Turn the material below, between the lines holding "Localize all elements." and "x-tick-label: 0 <box>93 423 99 435</box>", inclusive, into a JSON list of strings with one string per line and no blank lines. Leave the pictures out.

### SUPPLIED DATA

- - - - -

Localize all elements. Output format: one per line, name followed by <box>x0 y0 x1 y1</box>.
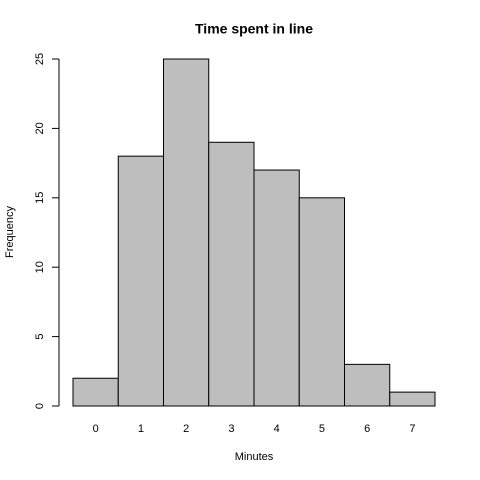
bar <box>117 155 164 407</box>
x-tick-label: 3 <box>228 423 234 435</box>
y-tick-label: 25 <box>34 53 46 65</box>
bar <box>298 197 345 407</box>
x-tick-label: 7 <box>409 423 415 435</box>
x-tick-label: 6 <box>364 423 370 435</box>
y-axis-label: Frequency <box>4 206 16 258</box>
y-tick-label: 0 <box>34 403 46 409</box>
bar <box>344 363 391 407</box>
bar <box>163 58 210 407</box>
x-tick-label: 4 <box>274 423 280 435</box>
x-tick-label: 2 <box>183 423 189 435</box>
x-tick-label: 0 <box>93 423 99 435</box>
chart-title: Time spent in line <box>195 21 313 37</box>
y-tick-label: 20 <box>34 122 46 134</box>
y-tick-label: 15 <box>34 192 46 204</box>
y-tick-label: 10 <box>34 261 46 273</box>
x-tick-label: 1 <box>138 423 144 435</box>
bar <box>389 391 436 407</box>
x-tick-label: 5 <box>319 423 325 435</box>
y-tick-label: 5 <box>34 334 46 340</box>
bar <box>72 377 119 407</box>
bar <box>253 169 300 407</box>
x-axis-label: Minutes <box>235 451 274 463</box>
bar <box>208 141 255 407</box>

- - - - -

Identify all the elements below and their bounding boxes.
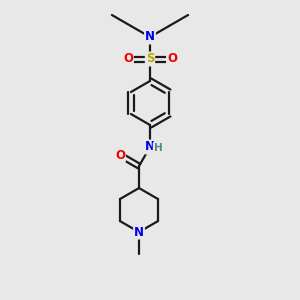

- - - - -

### WORKED ANSWER
[
  "Localize all elements. Output format: one per line, name followed by <box>x0 y0 x1 y1</box>.",
  "bar <box>117 155 164 407</box>",
  "x-tick-label: 3 <box>228 423 234 435</box>",
  "y-tick-label: 25 <box>34 53 46 65</box>",
  "bar <box>298 197 345 407</box>",
  "x-tick-label: 7 <box>409 423 415 435</box>",
  "x-tick-label: 6 <box>364 423 370 435</box>",
  "y-axis-label: Frequency <box>4 206 16 258</box>",
  "y-tick-label: 0 <box>34 403 46 409</box>",
  "bar <box>344 363 391 407</box>",
  "bar <box>163 58 210 407</box>",
  "x-tick-label: 4 <box>274 423 280 435</box>",
  "x-tick-label: 2 <box>183 423 189 435</box>",
  "x-tick-label: 0 <box>93 423 99 435</box>"
]